SOURCE MATERIAL —
------------------------------------------------

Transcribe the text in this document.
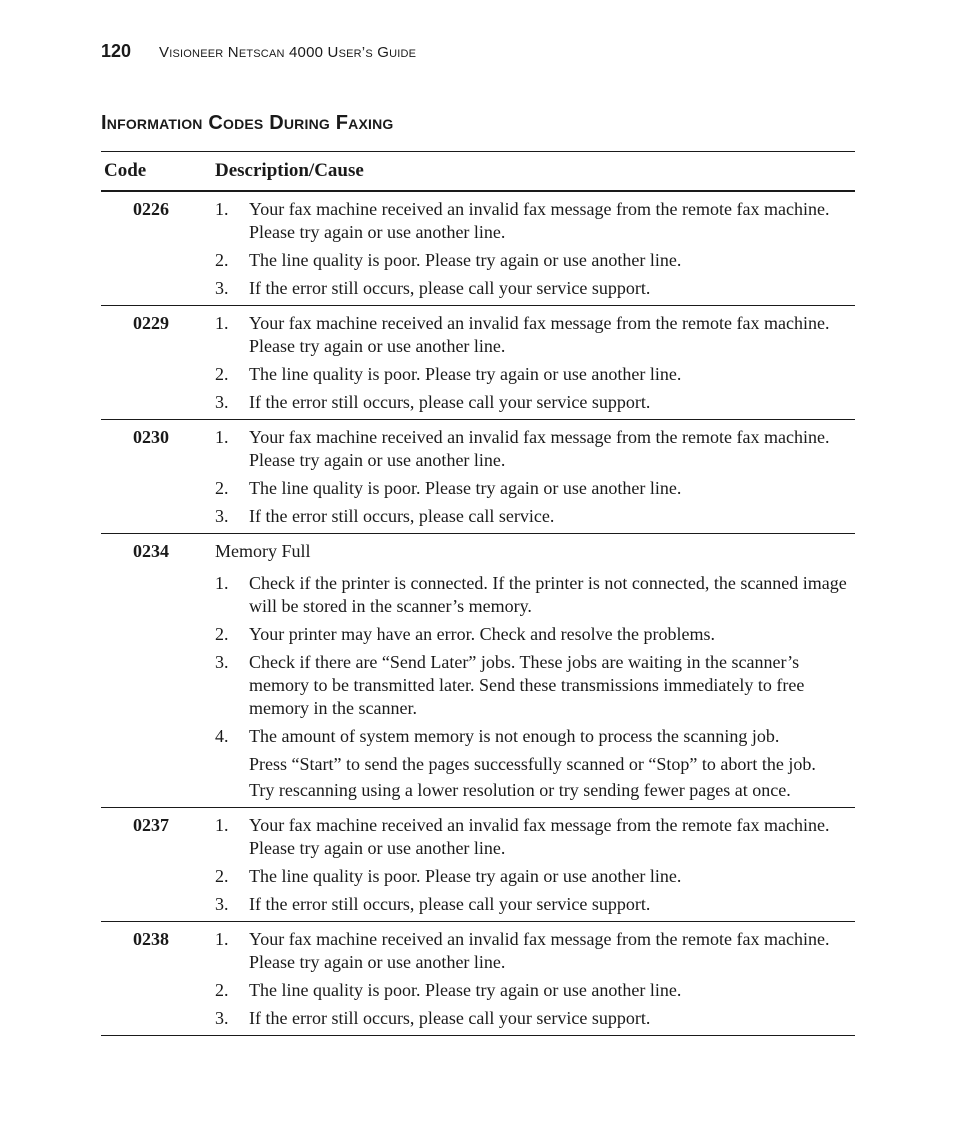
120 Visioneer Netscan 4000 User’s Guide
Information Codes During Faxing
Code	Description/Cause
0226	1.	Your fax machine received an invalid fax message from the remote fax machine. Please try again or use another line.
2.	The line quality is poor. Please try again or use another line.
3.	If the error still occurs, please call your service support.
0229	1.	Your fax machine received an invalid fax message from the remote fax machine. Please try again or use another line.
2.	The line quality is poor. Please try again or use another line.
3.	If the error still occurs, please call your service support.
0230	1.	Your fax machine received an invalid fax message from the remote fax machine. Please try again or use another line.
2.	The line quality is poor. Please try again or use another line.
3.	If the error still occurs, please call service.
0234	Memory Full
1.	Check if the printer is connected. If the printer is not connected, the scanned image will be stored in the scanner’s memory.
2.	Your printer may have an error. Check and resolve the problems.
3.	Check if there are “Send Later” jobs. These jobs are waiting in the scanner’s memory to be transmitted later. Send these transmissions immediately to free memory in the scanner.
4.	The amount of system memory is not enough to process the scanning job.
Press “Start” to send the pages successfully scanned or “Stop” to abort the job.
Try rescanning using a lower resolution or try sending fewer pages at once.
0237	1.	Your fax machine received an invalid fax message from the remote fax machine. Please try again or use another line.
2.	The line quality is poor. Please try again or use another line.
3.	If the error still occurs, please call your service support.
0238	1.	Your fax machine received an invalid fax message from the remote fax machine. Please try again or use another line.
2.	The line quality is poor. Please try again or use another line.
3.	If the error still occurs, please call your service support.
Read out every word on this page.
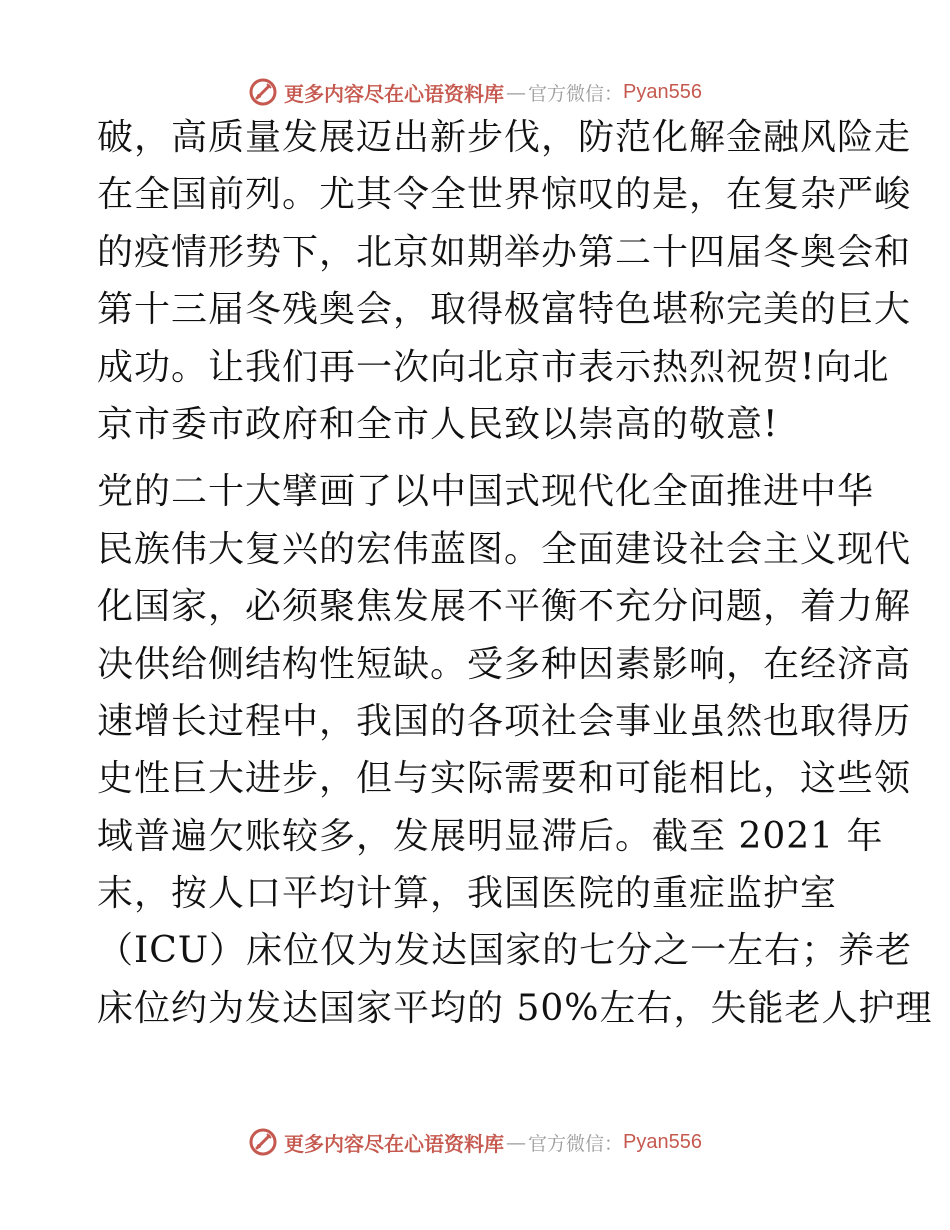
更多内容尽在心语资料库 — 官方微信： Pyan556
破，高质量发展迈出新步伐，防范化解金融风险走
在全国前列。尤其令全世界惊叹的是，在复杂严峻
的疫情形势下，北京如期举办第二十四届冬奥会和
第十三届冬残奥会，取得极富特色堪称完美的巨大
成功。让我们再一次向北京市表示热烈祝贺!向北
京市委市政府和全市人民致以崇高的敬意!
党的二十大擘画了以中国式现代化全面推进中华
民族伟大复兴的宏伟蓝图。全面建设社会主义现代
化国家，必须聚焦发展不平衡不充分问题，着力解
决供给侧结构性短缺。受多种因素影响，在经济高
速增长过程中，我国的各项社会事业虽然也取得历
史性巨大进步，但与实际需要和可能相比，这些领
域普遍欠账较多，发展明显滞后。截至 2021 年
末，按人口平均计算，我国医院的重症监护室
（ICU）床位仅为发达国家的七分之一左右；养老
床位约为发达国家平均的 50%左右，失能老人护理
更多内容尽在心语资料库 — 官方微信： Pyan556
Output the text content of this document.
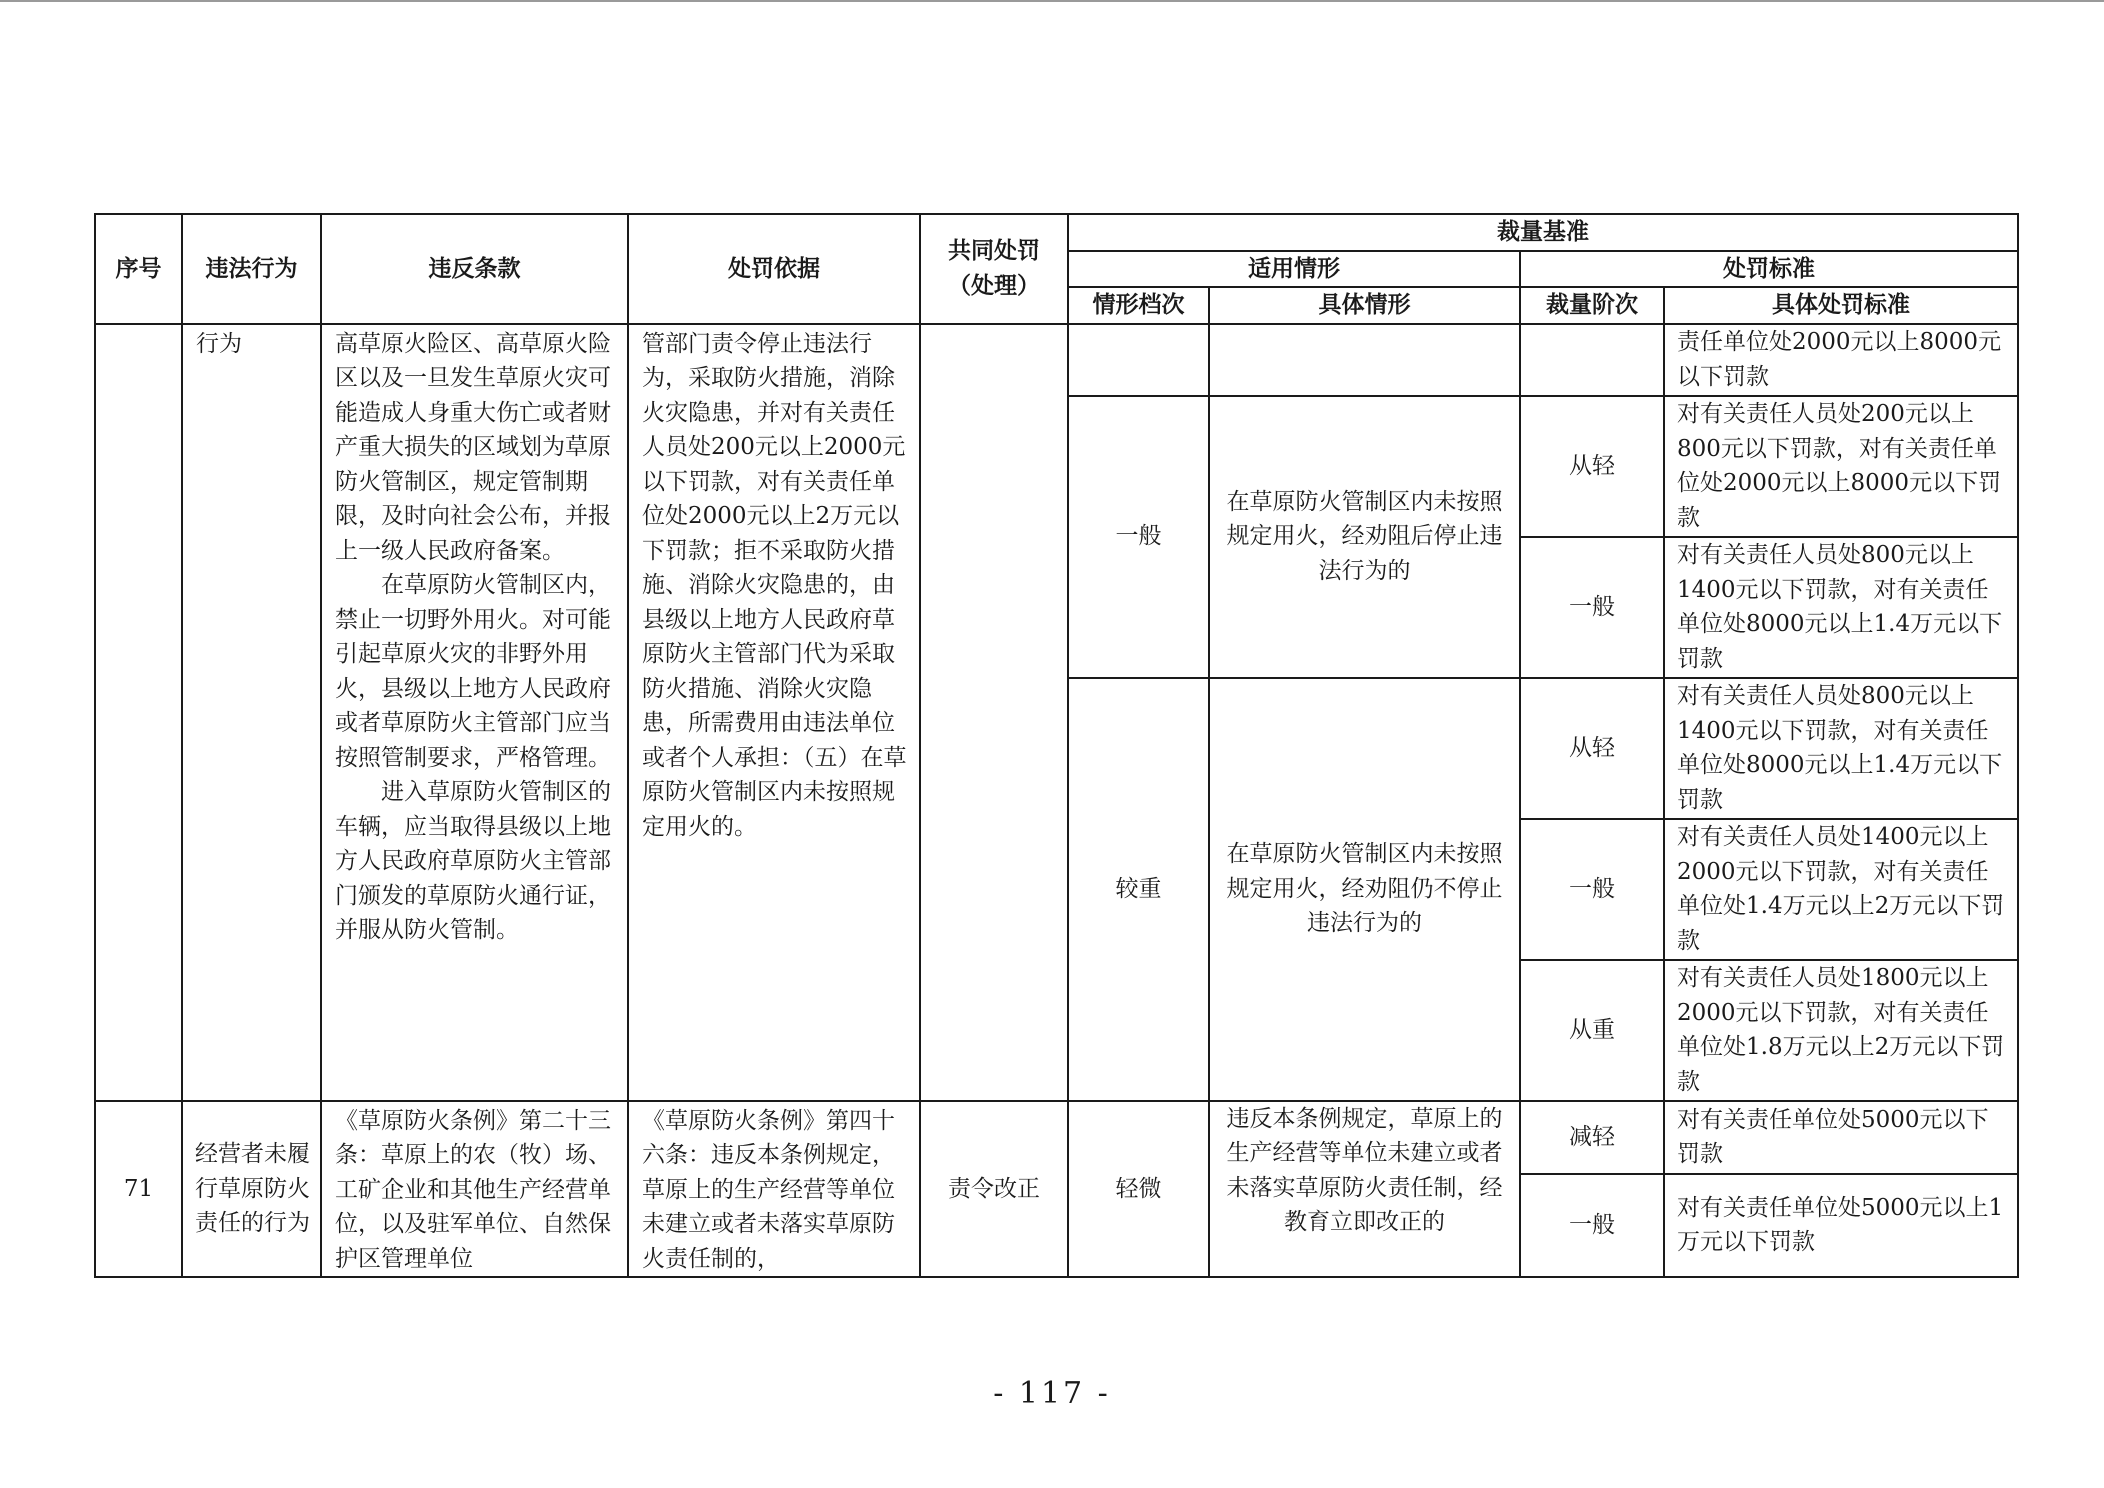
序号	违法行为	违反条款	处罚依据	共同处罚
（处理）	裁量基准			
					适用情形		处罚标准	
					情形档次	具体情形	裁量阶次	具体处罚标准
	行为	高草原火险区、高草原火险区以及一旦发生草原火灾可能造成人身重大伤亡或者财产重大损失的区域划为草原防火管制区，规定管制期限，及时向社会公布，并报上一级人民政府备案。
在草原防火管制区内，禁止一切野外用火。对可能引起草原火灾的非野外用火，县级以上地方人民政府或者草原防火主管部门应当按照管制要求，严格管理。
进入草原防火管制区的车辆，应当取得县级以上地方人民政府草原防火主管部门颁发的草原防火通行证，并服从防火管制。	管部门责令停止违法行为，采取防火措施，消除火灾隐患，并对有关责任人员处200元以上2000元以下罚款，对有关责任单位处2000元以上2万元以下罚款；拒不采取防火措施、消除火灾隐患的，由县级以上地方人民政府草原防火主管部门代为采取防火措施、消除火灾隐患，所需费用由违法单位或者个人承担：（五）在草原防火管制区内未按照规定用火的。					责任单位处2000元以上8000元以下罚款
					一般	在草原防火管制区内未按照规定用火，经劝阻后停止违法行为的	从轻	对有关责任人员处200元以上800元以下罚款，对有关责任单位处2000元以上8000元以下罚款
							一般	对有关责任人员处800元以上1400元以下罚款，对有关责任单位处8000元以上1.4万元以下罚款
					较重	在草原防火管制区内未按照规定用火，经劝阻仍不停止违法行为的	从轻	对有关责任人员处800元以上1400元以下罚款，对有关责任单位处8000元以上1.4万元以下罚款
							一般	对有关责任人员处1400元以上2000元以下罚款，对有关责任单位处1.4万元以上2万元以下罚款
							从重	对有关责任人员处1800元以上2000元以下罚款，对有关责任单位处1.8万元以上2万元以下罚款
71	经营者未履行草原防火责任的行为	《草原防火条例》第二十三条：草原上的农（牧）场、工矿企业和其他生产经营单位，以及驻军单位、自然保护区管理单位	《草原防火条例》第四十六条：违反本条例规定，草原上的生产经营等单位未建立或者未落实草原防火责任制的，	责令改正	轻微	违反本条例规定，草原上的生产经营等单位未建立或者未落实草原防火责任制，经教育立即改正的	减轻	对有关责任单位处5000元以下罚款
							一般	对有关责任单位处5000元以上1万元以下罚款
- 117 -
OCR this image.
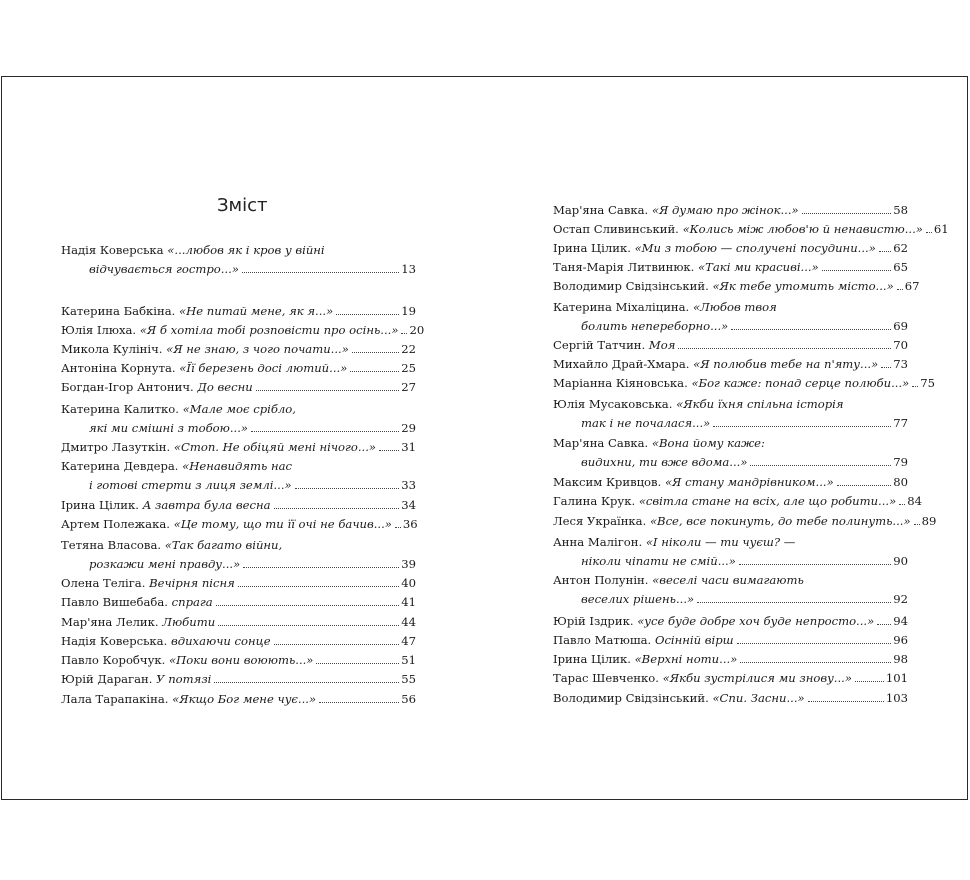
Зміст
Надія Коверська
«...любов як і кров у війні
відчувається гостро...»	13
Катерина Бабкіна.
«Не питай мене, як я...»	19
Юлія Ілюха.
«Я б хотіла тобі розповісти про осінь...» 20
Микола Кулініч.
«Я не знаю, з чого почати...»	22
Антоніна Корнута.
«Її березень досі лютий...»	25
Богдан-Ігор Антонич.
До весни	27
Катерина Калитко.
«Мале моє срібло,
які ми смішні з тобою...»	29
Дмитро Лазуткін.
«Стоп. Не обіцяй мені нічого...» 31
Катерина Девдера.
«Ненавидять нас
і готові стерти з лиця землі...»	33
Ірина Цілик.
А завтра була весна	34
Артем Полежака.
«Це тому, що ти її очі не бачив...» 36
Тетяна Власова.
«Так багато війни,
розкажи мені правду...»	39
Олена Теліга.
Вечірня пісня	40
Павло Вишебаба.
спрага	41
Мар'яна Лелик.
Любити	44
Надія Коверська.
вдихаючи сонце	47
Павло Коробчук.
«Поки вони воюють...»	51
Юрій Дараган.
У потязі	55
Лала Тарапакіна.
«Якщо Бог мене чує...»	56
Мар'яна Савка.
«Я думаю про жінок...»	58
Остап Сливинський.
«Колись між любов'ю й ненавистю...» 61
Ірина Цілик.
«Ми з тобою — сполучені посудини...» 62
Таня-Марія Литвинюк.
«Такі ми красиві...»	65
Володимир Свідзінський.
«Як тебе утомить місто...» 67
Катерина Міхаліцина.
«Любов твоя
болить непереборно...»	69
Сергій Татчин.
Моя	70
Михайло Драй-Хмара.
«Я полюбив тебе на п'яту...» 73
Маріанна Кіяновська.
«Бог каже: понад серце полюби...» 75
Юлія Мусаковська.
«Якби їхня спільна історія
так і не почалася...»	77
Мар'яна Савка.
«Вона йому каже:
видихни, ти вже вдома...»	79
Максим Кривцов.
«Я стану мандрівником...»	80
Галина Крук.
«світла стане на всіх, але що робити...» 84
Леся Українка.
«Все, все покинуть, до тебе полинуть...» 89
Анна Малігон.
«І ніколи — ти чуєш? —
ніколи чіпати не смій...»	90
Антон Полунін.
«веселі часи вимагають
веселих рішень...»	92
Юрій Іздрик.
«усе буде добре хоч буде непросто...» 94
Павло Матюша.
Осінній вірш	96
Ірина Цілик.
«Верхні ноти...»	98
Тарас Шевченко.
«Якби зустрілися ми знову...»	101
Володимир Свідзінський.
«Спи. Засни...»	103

------------------------------------------------

EXERCISE —
Pick out and copy the lines of the entries that hold the string "this".

ANSWER FOR THE TASK —
Transcribe the text in this document.
Read out every word on this page.
Output the text content of this document.
OCR this image.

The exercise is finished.